Records contained in a dataset:
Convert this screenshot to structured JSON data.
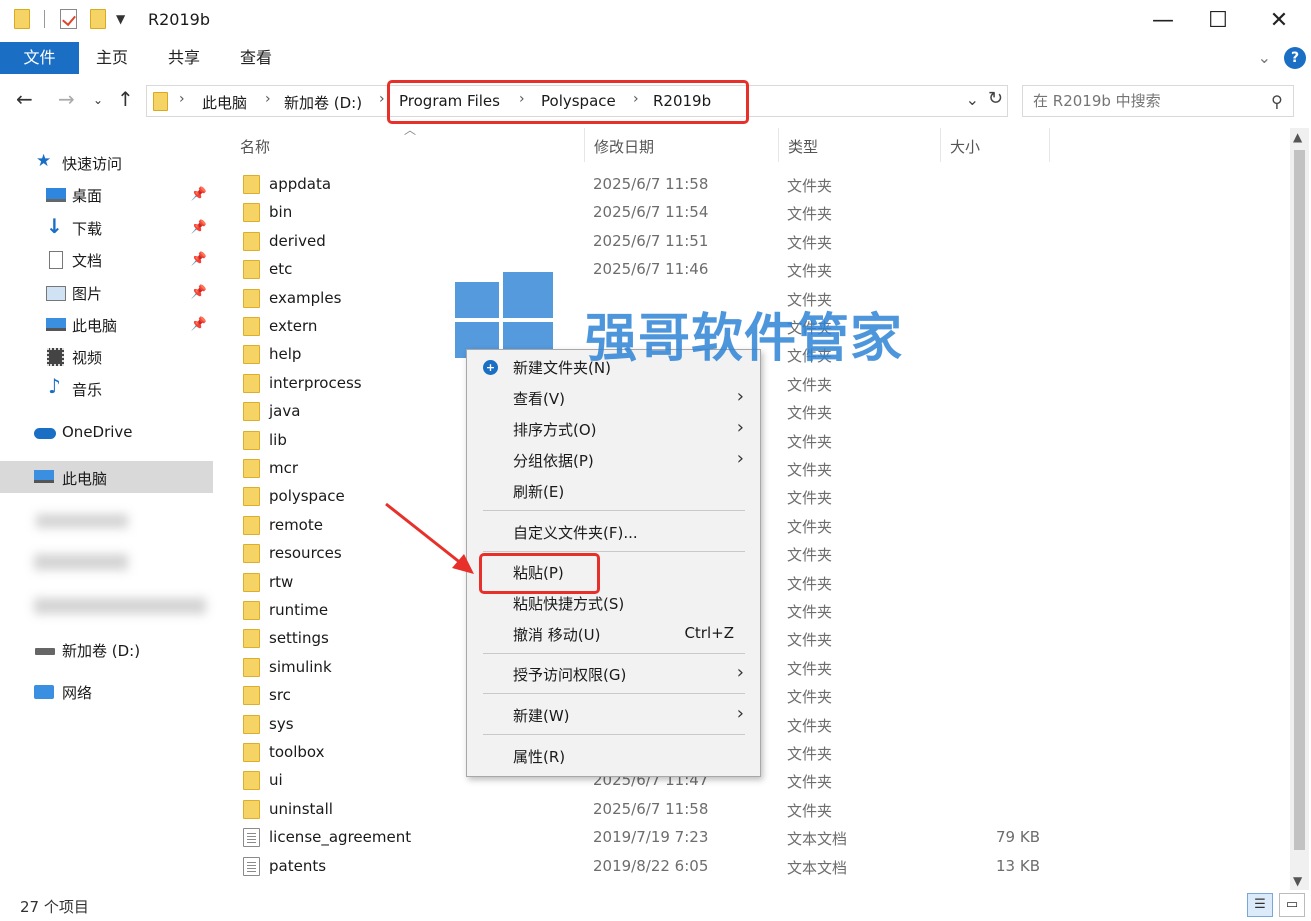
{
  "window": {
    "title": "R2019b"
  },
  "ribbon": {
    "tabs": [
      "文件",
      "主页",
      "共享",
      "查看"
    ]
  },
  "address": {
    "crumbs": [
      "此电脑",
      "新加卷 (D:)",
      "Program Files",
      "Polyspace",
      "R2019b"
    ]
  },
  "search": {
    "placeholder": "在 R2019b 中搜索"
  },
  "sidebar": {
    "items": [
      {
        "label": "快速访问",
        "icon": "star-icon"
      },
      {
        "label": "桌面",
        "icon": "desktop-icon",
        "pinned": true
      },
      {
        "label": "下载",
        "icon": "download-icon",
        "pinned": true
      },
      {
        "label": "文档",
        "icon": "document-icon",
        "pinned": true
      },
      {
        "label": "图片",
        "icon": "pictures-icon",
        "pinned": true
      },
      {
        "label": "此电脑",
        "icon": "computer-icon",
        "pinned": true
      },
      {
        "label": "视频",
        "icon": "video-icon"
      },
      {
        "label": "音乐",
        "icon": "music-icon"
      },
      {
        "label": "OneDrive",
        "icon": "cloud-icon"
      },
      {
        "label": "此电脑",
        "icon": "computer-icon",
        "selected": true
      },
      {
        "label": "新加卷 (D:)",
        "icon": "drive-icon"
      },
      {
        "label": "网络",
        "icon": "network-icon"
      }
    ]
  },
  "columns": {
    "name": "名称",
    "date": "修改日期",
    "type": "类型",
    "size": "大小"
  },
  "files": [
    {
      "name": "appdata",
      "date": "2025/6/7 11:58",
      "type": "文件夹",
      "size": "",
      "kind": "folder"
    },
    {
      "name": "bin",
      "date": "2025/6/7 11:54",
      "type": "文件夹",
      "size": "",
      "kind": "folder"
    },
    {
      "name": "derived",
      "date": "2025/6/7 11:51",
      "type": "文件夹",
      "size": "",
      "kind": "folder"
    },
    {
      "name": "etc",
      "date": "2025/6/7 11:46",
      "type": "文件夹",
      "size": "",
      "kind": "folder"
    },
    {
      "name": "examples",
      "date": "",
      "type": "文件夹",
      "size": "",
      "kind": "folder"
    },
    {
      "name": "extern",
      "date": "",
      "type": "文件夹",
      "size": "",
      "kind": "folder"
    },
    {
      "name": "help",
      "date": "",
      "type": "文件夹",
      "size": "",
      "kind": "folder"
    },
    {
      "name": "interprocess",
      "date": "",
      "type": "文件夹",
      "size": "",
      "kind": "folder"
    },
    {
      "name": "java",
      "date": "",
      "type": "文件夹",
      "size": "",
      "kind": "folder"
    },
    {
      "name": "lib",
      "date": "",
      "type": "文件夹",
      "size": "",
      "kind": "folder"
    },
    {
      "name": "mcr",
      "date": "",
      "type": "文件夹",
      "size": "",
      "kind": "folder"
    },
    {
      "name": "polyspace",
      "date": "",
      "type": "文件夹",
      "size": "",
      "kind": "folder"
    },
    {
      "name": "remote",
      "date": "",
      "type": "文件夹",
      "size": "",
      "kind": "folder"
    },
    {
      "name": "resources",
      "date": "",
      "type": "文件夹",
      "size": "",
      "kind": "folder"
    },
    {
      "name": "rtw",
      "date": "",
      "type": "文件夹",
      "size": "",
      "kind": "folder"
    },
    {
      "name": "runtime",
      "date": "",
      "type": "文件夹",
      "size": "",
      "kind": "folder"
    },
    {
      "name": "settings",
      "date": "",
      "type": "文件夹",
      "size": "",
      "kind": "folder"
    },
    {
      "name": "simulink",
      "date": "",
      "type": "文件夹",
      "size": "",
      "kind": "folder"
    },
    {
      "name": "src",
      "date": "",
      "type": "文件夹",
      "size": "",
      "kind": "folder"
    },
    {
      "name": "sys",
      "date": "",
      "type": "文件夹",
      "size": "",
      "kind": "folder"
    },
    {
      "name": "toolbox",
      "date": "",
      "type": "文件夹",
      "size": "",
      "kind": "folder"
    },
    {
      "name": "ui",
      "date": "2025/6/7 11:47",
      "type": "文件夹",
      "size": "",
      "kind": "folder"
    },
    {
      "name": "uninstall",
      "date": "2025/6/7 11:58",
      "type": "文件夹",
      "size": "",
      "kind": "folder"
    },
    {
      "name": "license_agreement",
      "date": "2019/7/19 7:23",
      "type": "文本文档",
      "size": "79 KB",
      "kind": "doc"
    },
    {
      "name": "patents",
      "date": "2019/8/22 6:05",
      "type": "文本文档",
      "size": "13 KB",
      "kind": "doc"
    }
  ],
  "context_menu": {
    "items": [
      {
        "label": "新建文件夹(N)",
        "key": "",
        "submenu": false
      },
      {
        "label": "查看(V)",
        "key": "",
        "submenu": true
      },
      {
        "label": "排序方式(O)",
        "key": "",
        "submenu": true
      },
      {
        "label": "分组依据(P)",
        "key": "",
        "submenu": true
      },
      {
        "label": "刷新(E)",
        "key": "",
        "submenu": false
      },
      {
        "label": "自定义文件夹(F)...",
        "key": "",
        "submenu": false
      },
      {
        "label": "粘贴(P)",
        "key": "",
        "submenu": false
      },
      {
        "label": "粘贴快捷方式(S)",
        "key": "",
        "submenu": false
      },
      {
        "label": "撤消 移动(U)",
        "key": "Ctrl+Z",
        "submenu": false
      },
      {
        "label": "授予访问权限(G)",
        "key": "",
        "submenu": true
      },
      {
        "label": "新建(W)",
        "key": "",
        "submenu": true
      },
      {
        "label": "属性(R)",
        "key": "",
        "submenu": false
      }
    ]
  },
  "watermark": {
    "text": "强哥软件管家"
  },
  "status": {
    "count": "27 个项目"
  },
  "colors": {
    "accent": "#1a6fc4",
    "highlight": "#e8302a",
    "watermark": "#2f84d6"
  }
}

Aim of the exercise: Pictures are not part of the copy; reproduce everything else in the records exactly.

The result:
Convert this screenshot to structured JSON data.
{
  "window": {
    "title": "R2019b"
  },
  "ribbon": {
    "tabs": [
      "文件",
      "主页",
      "共享",
      "查看"
    ]
  },
  "address": {
    "crumbs": [
      "此电脑",
      "新加卷 (D:)",
      "Program Files",
      "Polyspace",
      "R2019b"
    ]
  },
  "search": {
    "placeholder": "在 R2019b 中搜索"
  },
  "sidebar": {
    "items": [
      {
        "label": "快速访问",
        "icon": "star-icon"
      },
      {
        "label": "桌面",
        "icon": "desktop-icon",
        "pinned": true
      },
      {
        "label": "下载",
        "icon": "download-icon",
        "pinned": true
      },
      {
        "label": "文档",
        "icon": "document-icon",
        "pinned": true
      },
      {
        "label": "图片",
        "icon": "pictures-icon",
        "pinned": true
      },
      {
        "label": "此电脑",
        "icon": "computer-icon",
        "pinned": true
      },
      {
        "label": "视频",
        "icon": "video-icon"
      },
      {
        "label": "音乐",
        "icon": "music-icon"
      },
      {
        "label": "OneDrive",
        "icon": "cloud-icon"
      },
      {
        "label": "此电脑",
        "icon": "computer-icon",
        "selected": true
      },
      {
        "label": "新加卷 (D:)",
        "icon": "drive-icon"
      },
      {
        "label": "网络",
        "icon": "network-icon"
      }
    ]
  },
  "columns": {
    "name": "名称",
    "date": "修改日期",
    "type": "类型",
    "size": "大小"
  },
  "files": [
    {
      "name": "appdata",
      "date": "2025/6/7 11:58",
      "type": "文件夹",
      "size": "",
      "kind": "folder"
    },
    {
      "name": "bin",
      "date": "2025/6/7 11:54",
      "type": "文件夹",
      "size": "",
      "kind": "folder"
    },
    {
      "name": "derived",
      "date": "2025/6/7 11:51",
      "type": "文件夹",
      "size": "",
      "kind": "folder"
    },
    {
      "name": "etc",
      "date": "2025/6/7 11:46",
      "type": "文件夹",
      "size": "",
      "kind": "folder"
    },
    {
      "name": "examples",
      "date": "",
      "type": "文件夹",
      "size": "",
      "kind": "folder"
    },
    {
      "name": "extern",
      "date": "",
      "type": "文件夹",
      "size": "",
      "kind": "folder"
    },
    {
      "name": "help",
      "date": "",
      "type": "文件夹",
      "size": "",
      "kind": "folder"
    },
    {
      "name": "interprocess",
      "date": "",
      "type": "文件夹",
      "size": "",
      "kind": "folder"
    },
    {
      "name": "java",
      "date": "",
      "type": "文件夹",
      "size": "",
      "kind": "folder"
    },
    {
      "name": "lib",
      "date": "",
      "type": "文件夹",
      "size": "",
      "kind": "folder"
    },
    {
      "name": "mcr",
      "date": "",
      "type": "文件夹",
      "size": "",
      "kind": "folder"
    },
    {
      "name": "polyspace",
      "date": "",
      "type": "文件夹",
      "size": "",
      "kind": "folder"
    },
    {
      "name": "remote",
      "date": "",
      "type": "文件夹",
      "size": "",
      "kind": "folder"
    },
    {
      "name": "resources",
      "date": "",
      "type": "文件夹",
      "size": "",
      "kind": "folder"
    },
    {
      "name": "rtw",
      "date": "",
      "type": "文件夹",
      "size": "",
      "kind": "folder"
    },
    {
      "name": "runtime",
      "date": "",
      "type": "文件夹",
      "size": "",
      "kind": "folder"
    },
    {
      "name": "settings",
      "date": "",
      "type": "文件夹",
      "size": "",
      "kind": "folder"
    },
    {
      "name": "simulink",
      "date": "",
      "type": "文件夹",
      "size": "",
      "kind": "folder"
    },
    {
      "name": "src",
      "date": "",
      "type": "文件夹",
      "size": "",
      "kind": "folder"
    },
    {
      "name": "sys",
      "date": "",
      "type": "文件夹",
      "size": "",
      "kind": "folder"
    },
    {
      "name": "toolbox",
      "date": "",
      "type": "文件夹",
      "size": "",
      "kind": "folder"
    },
    {
      "name": "ui",
      "date": "2025/6/7 11:47",
      "type": "文件夹",
      "size": "",
      "kind": "folder"
    },
    {
      "name": "uninstall",
      "date": "2025/6/7 11:58",
      "type": "文件夹",
      "size": "",
      "kind": "folder"
    },
    {
      "name": "license_agreement",
      "date": "2019/7/19 7:23",
      "type": "文本文档",
      "size": "79 KB",
      "kind": "doc"
    },
    {
      "name": "patents",
      "date": "2019/8/22 6:05",
      "type": "文本文档",
      "size": "13 KB",
      "kind": "doc"
    }
  ],
  "context_menu": {
    "items": [
      {
        "label": "新建文件夹(N)",
        "key": "",
        "submenu": false
      },
      {
        "label": "查看(V)",
        "key": "",
        "submenu": true
      },
      {
        "label": "排序方式(O)",
        "key": "",
        "submenu": true
      },
      {
        "label": "分组依据(P)",
        "key": "",
        "submenu": true
      },
      {
        "label": "刷新(E)",
        "key": "",
        "submenu": false
      },
      {
        "label": "自定义文件夹(F)...",
        "key": "",
        "submenu": false
      },
      {
        "label": "粘贴(P)",
        "key": "",
        "submenu": false
      },
      {
        "label": "粘贴快捷方式(S)",
        "key": "",
        "submenu": false
      },
      {
        "label": "撤消 移动(U)",
        "key": "Ctrl+Z",
        "submenu": false
      },
      {
        "label": "授予访问权限(G)",
        "key": "",
        "submenu": true
      },
      {
        "label": "新建(W)",
        "key": "",
        "submenu": true
      },
      {
        "label": "属性(R)",
        "key": "",
        "submenu": false
      }
    ]
  },
  "watermark": {
    "text": "强哥软件管家"
  },
  "status": {
    "count": "27 个项目"
  },
  "colors": {
    "accent": "#1a6fc4",
    "highlight": "#e8302a",
    "watermark": "#2f84d6"
  }
}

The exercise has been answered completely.